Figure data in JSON
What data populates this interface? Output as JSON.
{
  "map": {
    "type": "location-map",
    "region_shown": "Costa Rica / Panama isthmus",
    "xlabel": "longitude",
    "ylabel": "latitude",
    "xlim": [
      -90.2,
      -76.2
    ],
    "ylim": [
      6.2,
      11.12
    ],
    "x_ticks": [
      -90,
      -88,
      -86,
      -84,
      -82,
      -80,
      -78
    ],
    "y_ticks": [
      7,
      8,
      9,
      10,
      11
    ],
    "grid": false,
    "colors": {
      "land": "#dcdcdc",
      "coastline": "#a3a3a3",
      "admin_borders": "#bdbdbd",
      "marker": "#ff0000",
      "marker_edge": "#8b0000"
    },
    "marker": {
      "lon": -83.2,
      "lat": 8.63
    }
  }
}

§ **Stated goal**
Write out the whole listing again, exactly as it stands.

§ **Result of this exercise**
What data populates this interface? Output as JSON.
{
  "map": {
    "type": "location-map",
    "region_shown": "Costa Rica / Panama isthmus",
    "xlabel": "longitude",
    "ylabel": "latitude",
    "xlim": [
      -90.2,
      -76.2
    ],
    "ylim": [
      6.2,
      11.12
    ],
    "x_ticks": [
      -90,
      -88,
      -86,
      -84,
      -82,
      -80,
      -78
    ],
    "y_ticks": [
      7,
      8,
      9,
      10,
      11
    ],
    "grid": false,
    "colors": {
      "land": "#dcdcdc",
      "coastline": "#a3a3a3",
      "admin_borders": "#bdbdbd",
      "marker": "#ff0000",
      "marker_edge": "#8b0000"
    },
    "marker": {
      "lon": -83.2,
      "lat": 8.63
    }
  }
}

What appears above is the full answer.